▸ EXERCISE REQUIREMENTS:
- a) In the Sudan crisis overview, swap "ongoing conflict" for "continued fighting" and write out the passage from "In South Kordofan" up to and including "is reportedly critical.".
- b) Which places does the Sudan crisis overview name as having pockets of drought that caused complete crop failure?
- c) Write the next few sentences of the Sudan crisis overview, picking up after its final sentence.

▸ SELECTED PASSAGE:
— start —

About OCHA Sudan

Crisis Overview

The humanitarian situation in Sudan remains serious and complex, with acute humanitarian needs across the Darfur region, Blue Nile and South Kordofan states, eastern Sudan and other areas. Humanitarian needs are primarily driven by poverty, underdevelopment, and climatic factors, but in some cases continues to be caused by conflict and inter-communal tensions, as possible displacement and food insecurity drivers. For example, some of the highest rates of malnutrition are found in eastern Sudan – an area free from conflict. Strengthening self-reliance, improving access to basic services and facilitating durable solutions can help address humanitarian challenges.

The priority of the humanitarian community is to ensure that people in need receive immediate lifesaving assistance and protection, crucial to survival. After more than a decade of short-term relief aid, increasingly, the effort to enhance self-reliance among affected people is central to humanitarian intervention in Sudan.

The Sudan 2018 Humanitarian Needs Overview, points to 5.5 million people in need of humanitarian assistance, including 3.1 million in Darfur. Environmental factors exacerbate the humanitarian crisis, contributing to displacement and food insecurity. In particular, Sudan has recently experienced unpredictable rainfall patterns and drought, with consequences to the harvest and food supply. Pockets of drought in Kassala, Gedaref and North Darfur have resulted in complete crop failure, and consequent food insecurity. In other areas, annual rainfall has been known to cause flash-flooding, resulting in temporary displacement and the destruction of homes and livelihoods. Drought conditions are also responsible for the advance by two months of pastoralists seeking grasses for their herds.

In South Kordofan and Blue Nile states, ongoing conflict has resulted in new population displacements to government-controlled areas, albeit in smaller numbers than in previous years. In areas under the control of Sudan People’s Liberation Movement—North (SPLM-N), which humanitarian organizations have not been able to access since 2011, the humanitarian situation is reportedly critical.

— end —

▸ RECORD EXCERPTS:

— start —

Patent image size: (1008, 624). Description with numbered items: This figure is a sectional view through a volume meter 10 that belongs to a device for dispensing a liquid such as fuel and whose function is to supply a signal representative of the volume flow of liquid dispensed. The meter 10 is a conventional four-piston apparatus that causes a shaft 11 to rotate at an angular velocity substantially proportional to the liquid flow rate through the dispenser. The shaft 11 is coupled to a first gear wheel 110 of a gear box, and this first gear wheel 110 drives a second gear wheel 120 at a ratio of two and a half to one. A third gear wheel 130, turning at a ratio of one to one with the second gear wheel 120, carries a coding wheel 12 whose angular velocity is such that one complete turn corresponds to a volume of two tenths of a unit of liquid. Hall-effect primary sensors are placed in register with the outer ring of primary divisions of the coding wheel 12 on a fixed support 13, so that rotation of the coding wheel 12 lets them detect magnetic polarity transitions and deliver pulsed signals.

— end —
— start —

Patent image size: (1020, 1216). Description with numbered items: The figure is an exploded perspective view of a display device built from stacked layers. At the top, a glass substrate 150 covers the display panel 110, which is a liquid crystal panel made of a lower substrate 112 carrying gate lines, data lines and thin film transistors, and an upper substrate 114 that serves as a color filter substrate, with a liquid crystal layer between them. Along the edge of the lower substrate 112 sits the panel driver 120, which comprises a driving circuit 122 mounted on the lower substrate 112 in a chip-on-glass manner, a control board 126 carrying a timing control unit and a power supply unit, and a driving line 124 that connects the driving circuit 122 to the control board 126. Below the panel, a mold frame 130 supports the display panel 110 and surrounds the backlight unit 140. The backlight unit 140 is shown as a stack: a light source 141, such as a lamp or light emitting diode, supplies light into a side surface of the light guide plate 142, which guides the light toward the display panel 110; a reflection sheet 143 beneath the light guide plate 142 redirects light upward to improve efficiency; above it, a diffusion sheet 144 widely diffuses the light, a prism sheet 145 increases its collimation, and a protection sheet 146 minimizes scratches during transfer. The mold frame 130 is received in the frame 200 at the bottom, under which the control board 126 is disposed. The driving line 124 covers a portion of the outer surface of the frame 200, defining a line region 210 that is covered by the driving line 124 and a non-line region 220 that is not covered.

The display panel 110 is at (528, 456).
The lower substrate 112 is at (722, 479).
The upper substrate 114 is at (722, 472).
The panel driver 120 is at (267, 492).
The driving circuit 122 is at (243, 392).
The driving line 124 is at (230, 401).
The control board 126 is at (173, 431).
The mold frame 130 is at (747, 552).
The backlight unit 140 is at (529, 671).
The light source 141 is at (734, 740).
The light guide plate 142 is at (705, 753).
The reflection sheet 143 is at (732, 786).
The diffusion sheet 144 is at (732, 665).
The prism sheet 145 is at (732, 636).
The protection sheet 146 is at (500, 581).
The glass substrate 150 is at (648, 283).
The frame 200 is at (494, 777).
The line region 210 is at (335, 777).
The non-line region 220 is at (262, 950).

— end —
— start —

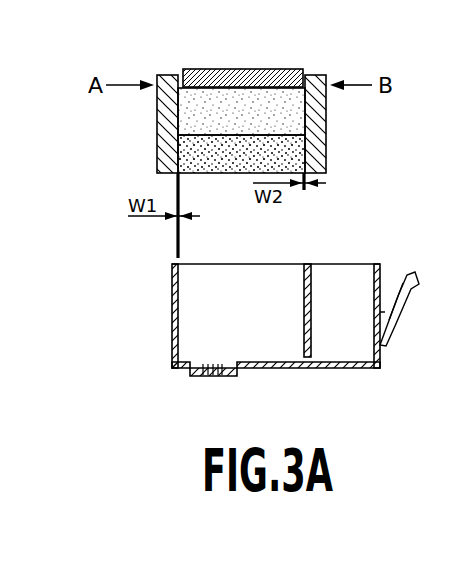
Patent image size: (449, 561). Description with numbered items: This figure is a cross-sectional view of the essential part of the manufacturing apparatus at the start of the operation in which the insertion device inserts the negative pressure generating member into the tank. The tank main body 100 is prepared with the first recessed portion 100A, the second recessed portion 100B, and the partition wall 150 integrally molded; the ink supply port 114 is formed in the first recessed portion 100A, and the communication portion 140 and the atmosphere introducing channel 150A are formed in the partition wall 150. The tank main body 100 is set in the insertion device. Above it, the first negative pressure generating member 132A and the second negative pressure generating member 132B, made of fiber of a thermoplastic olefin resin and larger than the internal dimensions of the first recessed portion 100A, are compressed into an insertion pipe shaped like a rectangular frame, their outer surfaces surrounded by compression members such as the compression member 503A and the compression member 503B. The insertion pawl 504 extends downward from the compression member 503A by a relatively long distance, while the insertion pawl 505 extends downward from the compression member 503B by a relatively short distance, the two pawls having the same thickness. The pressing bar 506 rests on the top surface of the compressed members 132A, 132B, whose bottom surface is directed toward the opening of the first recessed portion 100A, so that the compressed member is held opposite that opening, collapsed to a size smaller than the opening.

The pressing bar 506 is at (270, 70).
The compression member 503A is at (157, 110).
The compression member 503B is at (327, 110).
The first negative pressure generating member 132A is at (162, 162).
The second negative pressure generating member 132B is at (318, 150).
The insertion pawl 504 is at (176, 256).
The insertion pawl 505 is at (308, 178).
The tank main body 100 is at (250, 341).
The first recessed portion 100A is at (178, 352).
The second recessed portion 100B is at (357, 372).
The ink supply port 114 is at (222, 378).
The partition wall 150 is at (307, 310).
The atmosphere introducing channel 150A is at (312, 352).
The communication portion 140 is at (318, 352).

— end —

▸ FINAL RESULTS:
- a)
In South Kordofan and Blue Nile states, continued fighting has resulted in new population displacements to government-controlled areas, albeit in smaller numbers than in previous years. In areas under the control of Sudan People’s Liberation Movement—North (SPLM-N), which humanitarian organizations have not been able to access since 2011, the humanitarian situation is reportedly critical.

- b) Kassala, Gedaref and North Darfur.

- c)
In Darfur’s Jebel Marra region, humanitarian access and assistance has been inconsistent since 2011, particularly in areas controlled by the Sudan Liberation Army (SLA). Although aid workers gained and maintained acess during 2016 and 2017 to some new parts of Jebel Marra and tens of thousands of people received assistance, needs for thousands of people in some areas of Jebel Marra remain unidentified and unmet.

Instability around Sudan’s borders is adding to the overall humanitarian burden, with thousands seeking asylum and refuge in the country. Since the 2013 conflict in South Sudan began, at least 340,000 citizens of that young nation have sought asylum in Sudan, bringing the total number of refugees from South Sudan in Sudan to some 770,000. Another 200,000 refugees from South Sudan are expected in 2018. Although refugees from South Sudan are allowed to move freely within the country, many have settled in refugee camps in White Nile State and East Darfur State. Against a regional backdrop of conflict, humanitarian crisis and political instability, there is a continuing flow to Sudan of refugees, asylum seekers and migrants from Central African Republic, Chad, Eritrea, Ethiopia, South Sudan, Syria and Yemen.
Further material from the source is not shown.